- 阅读材料
>>

时间:2017 年 9 月 13 日 10:30-11:30
李鹏，日本会津大学计算机理工学部副教授。长期从事网络技术， 移动云计算和大数据的研究和相关系统的开发。近年来先后在 IEEE Transactions 等国际权威杂志和会议上发表论文 60 余篇。曾于 2014 年，凭借其突出的研究成果，获得 IEEE Computer Society Japan Chapter颁发的“年轻论文作者奖(YoungAuthorAward)”。担任过多 个国际会议(IEEE ICC, IEEE GLOBECOM)的技术委员。
Title:Networking for Big Data: Traffic-aware Geo-distributed Big Data Analytics
Abstract:Big data generated from everything around us at an unprecedented velocity, volume and variety is changing the way we sense the world. Big data analytics has shown great potential in decision making, optimizing operations, preventing threats and capitalizing on new sources of revenues in various fields such as manufacturing, healthcare, insurance, and retail. To harness the power of big data, many research efforts have been made to develop new data programming models, e.g., MapReduce, and enhance data processing infrastructure from aspects of computation, storage and network. This talk will cover the most recent research results that address the challenges of networking for big data. First, a traffic-aware aggregation architecture will be studied for a single cluster. The all-to-all data forwarding from map tasks to reduce tasks in the traditional MapReduce framework would generate a large amount of network traffic. An aggregation architecture will be designed under the existing MapReduce framework with the objective of minimizing the data traffic during the shuffle phase. Second, for multiple clusters, a novel data-centric architecture with three key techniques, namely, cross-cloud virtual cluster, data-centric job placement, and network coding based traffic routing, will be studied. This design leads to an optimization framework with the objective of minimizing both computation and transmission cost for running a set of MapReduce jobs in geo-distributed clouds.

<<

- 练习
1. 请从阅读材料中的“时间:2017 年 9”开始，一直到“ICC, IEEE GLOBECOM)的技术委员。”为止，原样输出这一部分。
2. 根据阅读材料回答下列问题：
(a) 李鹏在哪所大学的哪个学部任职？职务是什么？
(b) 李鹏在 2014 年获得了哪个机构颁发的什么奖项？
(c) 针对多个集群提出的新架构包含哪三项关键技术？

- 给定数据

>>

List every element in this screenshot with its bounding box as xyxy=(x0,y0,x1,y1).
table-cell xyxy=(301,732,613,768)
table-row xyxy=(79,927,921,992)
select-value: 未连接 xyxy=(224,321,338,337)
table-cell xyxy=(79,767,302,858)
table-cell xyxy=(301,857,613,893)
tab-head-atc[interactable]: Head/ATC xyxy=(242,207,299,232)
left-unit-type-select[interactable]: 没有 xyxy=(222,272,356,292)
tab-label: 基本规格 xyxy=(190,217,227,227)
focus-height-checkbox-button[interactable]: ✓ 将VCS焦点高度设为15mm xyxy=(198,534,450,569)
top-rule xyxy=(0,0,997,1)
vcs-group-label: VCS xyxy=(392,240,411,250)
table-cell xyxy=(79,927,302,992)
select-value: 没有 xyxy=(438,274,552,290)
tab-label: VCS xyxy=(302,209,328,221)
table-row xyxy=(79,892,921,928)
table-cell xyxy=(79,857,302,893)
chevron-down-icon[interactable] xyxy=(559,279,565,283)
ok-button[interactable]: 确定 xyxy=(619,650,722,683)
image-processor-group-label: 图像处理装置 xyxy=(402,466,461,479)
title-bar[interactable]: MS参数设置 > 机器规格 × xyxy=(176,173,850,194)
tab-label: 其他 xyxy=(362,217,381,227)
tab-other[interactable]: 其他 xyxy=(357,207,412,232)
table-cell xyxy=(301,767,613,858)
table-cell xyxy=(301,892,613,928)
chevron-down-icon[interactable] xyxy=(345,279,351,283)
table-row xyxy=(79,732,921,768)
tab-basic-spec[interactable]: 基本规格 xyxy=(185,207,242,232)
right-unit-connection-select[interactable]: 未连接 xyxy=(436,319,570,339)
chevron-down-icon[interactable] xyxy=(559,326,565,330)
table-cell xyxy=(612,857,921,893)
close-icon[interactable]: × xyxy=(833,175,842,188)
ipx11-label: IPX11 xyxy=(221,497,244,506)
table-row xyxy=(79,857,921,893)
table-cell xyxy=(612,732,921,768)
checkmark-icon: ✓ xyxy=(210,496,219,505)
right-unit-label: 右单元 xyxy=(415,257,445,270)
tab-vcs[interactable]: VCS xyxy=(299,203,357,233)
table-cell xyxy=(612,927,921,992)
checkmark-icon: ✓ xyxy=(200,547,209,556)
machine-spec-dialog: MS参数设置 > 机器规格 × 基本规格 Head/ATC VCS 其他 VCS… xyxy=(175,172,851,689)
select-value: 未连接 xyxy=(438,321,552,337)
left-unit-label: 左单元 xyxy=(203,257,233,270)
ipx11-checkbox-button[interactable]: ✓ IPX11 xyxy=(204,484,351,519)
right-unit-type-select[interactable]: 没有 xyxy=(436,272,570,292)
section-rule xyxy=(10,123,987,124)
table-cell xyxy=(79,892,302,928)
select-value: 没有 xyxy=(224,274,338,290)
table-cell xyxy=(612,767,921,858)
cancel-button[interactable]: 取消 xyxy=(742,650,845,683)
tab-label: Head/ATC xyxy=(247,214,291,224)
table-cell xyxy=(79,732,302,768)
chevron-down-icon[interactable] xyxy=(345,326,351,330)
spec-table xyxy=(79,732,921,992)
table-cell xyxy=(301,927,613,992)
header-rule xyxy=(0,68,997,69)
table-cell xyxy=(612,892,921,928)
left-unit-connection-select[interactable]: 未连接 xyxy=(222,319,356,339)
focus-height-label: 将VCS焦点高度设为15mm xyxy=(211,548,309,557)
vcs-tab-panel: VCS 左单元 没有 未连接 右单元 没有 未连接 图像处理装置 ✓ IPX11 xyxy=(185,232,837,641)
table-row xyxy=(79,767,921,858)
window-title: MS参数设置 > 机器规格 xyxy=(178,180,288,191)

<<

- 参考答案
1.
时间:2017 年 9 月 13 日 10:30-11:30
李鹏，日本会津大学计算机理工学部副教授。长期从事网络技术， 移动云计算和大数据的研究和相关系统的开发。近年来先后在 IEEE Transactions 等国际权威杂志和会议上发表论文 60 余篇。曾于 2014 年，凭借其突出的研究成果，获得 IEEE Computer Society Japan Chapter颁发的“年轻论文作者奖(YoungAuthorAward)”。担任过多 个国际会议(IEEE ICC, IEEE GLOBECOM)的技术委员。

2.
(a) 日本会津大学计算机理工学部，副教授。
(b) IEEE Computer Society Japan Chapter 颁发的“年轻论文作者奖(YoungAuthorAward)”。
(c) cross-cloud virtual cluster、data-centric job placement、network coding based traffic routing。